■ **Short task**
Copy every record below exactly.

■ **Material supplied**

*-*-*

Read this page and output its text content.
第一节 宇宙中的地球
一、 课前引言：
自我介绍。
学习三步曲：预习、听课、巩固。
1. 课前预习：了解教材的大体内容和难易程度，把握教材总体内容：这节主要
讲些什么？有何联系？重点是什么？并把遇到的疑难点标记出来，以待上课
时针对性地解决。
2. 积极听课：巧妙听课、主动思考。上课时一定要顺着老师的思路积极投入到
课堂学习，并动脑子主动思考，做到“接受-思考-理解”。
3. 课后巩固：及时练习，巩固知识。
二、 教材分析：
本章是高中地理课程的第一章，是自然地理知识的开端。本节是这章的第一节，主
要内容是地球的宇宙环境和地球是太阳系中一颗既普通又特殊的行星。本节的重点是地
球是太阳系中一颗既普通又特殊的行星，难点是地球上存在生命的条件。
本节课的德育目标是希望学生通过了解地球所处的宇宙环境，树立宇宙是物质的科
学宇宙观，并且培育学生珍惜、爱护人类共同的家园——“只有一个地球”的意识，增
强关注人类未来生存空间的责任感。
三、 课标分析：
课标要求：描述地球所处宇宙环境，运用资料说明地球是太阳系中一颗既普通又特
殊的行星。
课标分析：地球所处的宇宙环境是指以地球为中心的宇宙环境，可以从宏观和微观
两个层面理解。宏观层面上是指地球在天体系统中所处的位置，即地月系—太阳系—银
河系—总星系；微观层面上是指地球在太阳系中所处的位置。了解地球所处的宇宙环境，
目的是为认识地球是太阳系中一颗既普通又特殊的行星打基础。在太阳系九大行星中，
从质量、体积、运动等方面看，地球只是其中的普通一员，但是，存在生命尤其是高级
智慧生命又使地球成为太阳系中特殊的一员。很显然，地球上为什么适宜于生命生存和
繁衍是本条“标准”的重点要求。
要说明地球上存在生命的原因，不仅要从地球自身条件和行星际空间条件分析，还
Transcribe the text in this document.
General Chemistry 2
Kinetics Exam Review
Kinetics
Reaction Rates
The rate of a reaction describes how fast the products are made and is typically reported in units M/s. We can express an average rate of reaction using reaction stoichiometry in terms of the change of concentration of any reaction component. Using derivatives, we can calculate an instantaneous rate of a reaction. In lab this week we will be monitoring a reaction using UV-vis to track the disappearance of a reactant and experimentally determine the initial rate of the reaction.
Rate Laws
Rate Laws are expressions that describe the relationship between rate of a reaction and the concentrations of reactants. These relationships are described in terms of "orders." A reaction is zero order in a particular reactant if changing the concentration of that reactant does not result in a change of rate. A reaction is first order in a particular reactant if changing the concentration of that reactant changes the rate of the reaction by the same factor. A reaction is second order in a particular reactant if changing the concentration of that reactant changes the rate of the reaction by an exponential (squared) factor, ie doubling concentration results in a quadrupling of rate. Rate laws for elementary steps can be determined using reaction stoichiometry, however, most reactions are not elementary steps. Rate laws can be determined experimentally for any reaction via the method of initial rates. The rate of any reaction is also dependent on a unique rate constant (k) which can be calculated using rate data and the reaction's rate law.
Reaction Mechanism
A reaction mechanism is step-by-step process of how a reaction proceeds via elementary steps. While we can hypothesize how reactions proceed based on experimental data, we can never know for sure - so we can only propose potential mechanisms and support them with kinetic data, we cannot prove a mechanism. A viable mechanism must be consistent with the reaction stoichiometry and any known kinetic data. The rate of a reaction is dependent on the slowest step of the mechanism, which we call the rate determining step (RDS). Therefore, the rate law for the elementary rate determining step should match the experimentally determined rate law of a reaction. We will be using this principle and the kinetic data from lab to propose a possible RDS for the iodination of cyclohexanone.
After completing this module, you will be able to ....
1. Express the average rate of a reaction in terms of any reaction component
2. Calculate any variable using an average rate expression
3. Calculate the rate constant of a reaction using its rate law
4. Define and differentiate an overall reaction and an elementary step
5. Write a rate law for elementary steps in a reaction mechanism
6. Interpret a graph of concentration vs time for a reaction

*-*-*

■ **Solved problem**
Read this page and output its text content.
第一节 宇宙中的地球
一、 课前引言：
自我介绍。
学习三步曲：预习、听课、巩固。
1. 课前预习：了解教材的大体内容和难易程度，把握教材总体内容：这节主要
讲些什么？有何联系？重点是什么？并把遇到的疑难点标记出来，以待上课
时针对性地解决。
2. 积极听课：巧妙听课、主动思考。上课时一定要顺着老师的思路积极投入到
课堂学习，并动脑子主动思考，做到“接受-思考-理解”。
3. 课后巩固：及时练习，巩固知识。
二、 教材分析：
本章是高中地理课程的第一章，是自然地理知识的开端。本节是这章的第一节，主
要内容是地球的宇宙环境和地球是太阳系中一颗既普通又特殊的行星。本节的重点是地
球是太阳系中一颗既普通又特殊的行星，难点是地球上存在生命的条件。
本节课的德育目标是希望学生通过了解地球所处的宇宙环境，树立宇宙是物质的科
学宇宙观，并且培育学生珍惜、爱护人类共同的家园——“只有一个地球”的意识，增
强关注人类未来生存空间的责任感。
三、 课标分析：
课标要求：描述地球所处宇宙环境，运用资料说明地球是太阳系中一颗既普通又特
殊的行星。
课标分析：地球所处的宇宙环境是指以地球为中心的宇宙环境，可以从宏观和微观
两个层面理解。宏观层面上是指地球在天体系统中所处的位置，即地月系—太阳系—银
河系—总星系；微观层面上是指地球在太阳系中所处的位置。了解地球所处的宇宙环境，
目的是为认识地球是太阳系中一颗既普通又特殊的行星打基础。在太阳系九大行星中，
从质量、体积、运动等方面看，地球只是其中的普通一员，但是，存在生命尤其是高级
智慧生命又使地球成为太阳系中特殊的一员。很显然，地球上为什么适宜于生命生存和
繁衍是本条“标准”的重点要求。
要说明地球上存在生命的原因，不仅要从地球自身条件和行星际空间条件分析，还
Transcribe the text in this document.
General Chemistry 2
Kinetics Exam Review
Kinetics
Reaction Rates
The rate of a reaction describes how fast the products are made and is typically reported in units M/s. We can express an average rate of reaction using reaction stoichiometry in terms of the change of concentration of any reaction component. Using derivatives, we can calculate an instantaneous rate of a reaction. In lab this week we will be monitoring a reaction using UV-vis to track the disappearance of a reactant and experimentally determine the initial rate of the reaction.
Rate Laws
Rate Laws are expressions that describe the relationship between rate of a reaction and the concentrations of reactants. These relationships are described in terms of "orders." A reaction is zero order in a particular reactant if changing the concentration of that reactant does not result in a change of rate. A reaction is first order in a particular reactant if changing the concentration of that reactant changes the rate of the reaction by the same factor. A reaction is second order in a particular reactant if changing the concentration of that reactant changes the rate of the reaction by an exponential (squared) factor, ie doubling concentration results in a quadrupling of rate. Rate laws for elementary steps can be determined using reaction stoichiometry, however, most reactions are not elementary steps. Rate laws can be determined experimentally for any reaction via the method of initial rates. The rate of any reaction is also dependent on a unique rate constant (k) which can be calculated using rate data and the reaction's rate law.
Reaction Mechanism
A reaction mechanism is step-by-step process of how a reaction proceeds via elementary steps. While we can hypothesize how reactions proceed based on experimental data, we can never know for sure - so we can only propose potential mechanisms and support them with kinetic data, we cannot prove a mechanism. A viable mechanism must be consistent with the reaction stoichiometry and any known kinetic data. The rate of a reaction is dependent on the slowest step of the mechanism, which we call the rate determining step (RDS). Therefore, the rate law for the elementary rate determining step should match the experimentally determined rate law of a reaction. We will be using this principle and the kinetic data from lab to propose a possible RDS for the iodination of cyclohexanone.
After completing this module, you will be able to ....
1. Express the average rate of a reaction in terms of any reaction component
2. Calculate any variable using an average rate expression
3. Calculate the rate constant of a reaction using its rate law
4. Define and differentiate an overall reaction and an elementary step
5. Write a rate law for elementary steps in a reaction mechanism
6. Interpret a graph of concentration vs time for a reaction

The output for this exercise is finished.